→ **STATED TASK**
Where a line in the listing contains the string "colors", copy that line out.

→ **STORED RECORDS**

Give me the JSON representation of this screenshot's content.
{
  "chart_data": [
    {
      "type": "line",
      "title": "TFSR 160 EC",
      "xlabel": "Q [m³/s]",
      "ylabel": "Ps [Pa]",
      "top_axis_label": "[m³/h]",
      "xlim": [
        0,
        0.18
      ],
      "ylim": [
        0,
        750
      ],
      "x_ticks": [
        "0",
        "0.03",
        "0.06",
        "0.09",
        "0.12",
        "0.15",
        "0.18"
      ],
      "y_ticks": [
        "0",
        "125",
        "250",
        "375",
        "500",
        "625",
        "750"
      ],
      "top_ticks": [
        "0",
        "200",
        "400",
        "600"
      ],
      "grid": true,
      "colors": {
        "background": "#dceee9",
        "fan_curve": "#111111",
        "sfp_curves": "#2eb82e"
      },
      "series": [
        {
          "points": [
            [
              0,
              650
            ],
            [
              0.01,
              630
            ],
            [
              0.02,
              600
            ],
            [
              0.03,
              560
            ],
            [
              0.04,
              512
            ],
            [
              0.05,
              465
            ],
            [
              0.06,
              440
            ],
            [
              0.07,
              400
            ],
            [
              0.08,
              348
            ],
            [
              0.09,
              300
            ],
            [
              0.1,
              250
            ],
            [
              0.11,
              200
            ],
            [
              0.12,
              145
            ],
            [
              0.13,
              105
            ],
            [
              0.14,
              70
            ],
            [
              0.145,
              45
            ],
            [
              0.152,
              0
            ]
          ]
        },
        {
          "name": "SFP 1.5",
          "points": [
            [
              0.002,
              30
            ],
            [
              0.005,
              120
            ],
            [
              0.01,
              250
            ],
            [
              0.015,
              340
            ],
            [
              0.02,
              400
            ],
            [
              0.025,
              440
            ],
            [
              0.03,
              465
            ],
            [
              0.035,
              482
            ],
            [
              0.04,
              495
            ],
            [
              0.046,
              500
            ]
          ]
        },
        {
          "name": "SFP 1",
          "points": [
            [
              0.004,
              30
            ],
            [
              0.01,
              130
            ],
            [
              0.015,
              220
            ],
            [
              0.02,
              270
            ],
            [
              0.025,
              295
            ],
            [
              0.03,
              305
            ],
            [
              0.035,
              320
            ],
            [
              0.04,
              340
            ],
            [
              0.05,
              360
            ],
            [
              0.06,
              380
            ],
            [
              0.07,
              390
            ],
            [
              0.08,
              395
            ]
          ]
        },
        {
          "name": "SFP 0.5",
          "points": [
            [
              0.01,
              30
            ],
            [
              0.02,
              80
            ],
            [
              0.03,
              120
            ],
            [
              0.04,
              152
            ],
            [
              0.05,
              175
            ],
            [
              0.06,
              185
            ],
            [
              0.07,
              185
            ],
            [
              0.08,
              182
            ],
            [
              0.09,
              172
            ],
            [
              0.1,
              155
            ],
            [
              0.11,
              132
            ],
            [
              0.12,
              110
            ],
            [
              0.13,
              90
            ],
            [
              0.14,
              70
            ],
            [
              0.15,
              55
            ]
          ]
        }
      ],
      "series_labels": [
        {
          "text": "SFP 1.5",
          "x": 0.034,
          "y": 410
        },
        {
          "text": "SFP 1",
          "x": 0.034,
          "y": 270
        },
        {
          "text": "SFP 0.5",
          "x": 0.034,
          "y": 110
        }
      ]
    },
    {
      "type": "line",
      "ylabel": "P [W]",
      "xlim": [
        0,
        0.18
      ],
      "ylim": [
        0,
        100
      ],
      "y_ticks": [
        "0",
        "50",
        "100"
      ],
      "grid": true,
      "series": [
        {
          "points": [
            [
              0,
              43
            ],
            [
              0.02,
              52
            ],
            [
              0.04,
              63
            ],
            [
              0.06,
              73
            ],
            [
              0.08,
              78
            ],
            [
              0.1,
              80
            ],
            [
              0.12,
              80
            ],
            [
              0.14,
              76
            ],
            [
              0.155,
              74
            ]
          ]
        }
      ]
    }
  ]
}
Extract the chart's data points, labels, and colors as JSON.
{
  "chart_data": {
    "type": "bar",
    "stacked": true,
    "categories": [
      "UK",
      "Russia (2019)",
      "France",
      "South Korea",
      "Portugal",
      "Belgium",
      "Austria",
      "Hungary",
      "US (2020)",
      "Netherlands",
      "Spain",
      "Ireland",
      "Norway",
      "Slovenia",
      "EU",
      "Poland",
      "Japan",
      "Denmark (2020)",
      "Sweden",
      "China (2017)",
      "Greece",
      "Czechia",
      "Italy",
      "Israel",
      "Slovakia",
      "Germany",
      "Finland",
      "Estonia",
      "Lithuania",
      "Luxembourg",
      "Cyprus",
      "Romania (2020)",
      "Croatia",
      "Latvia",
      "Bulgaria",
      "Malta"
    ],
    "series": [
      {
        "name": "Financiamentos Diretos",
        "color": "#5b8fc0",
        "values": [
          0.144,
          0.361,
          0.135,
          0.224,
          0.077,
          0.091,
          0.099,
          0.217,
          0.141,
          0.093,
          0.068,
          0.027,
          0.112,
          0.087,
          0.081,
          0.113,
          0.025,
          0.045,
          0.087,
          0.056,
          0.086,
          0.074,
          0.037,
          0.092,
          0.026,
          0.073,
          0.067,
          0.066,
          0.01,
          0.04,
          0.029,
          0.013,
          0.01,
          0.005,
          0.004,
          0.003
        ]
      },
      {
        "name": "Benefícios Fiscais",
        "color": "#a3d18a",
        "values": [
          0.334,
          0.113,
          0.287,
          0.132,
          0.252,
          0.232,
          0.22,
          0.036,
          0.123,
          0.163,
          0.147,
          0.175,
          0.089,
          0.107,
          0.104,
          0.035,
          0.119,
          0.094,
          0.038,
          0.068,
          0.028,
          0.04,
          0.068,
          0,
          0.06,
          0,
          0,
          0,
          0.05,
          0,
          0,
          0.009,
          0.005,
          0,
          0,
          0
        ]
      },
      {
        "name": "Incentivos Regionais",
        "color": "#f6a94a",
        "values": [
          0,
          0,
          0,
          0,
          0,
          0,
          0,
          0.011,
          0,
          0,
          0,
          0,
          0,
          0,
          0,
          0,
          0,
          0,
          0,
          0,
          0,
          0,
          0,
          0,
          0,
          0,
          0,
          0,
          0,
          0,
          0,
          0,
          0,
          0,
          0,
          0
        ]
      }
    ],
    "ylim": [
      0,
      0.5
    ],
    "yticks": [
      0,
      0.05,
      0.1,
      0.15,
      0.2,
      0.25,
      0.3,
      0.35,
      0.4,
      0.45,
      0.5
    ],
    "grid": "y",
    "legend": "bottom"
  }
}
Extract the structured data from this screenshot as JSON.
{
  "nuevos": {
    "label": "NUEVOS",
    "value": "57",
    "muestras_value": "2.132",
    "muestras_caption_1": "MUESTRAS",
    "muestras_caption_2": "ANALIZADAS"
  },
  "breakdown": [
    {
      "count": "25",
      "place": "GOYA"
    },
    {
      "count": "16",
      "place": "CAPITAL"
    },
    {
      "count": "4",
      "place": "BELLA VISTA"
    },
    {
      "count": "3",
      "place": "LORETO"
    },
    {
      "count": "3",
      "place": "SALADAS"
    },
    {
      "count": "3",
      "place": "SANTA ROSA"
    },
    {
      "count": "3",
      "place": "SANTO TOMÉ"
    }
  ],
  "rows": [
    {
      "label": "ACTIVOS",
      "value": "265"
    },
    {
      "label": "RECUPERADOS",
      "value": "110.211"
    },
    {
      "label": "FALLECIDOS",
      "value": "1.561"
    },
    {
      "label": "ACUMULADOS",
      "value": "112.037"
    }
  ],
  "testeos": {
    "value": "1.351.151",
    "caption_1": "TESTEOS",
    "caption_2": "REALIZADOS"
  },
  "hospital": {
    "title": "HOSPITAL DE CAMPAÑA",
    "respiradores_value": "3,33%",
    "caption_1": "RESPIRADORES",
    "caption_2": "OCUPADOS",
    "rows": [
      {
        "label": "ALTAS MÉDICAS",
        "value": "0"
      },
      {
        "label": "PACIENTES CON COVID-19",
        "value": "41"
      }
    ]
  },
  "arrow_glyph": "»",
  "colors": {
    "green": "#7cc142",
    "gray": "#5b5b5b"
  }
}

→ **COMPLETE OUTPUT**
      "colors": {
Extract the chart's data points, labels, and colors as JSON.
  "colors": {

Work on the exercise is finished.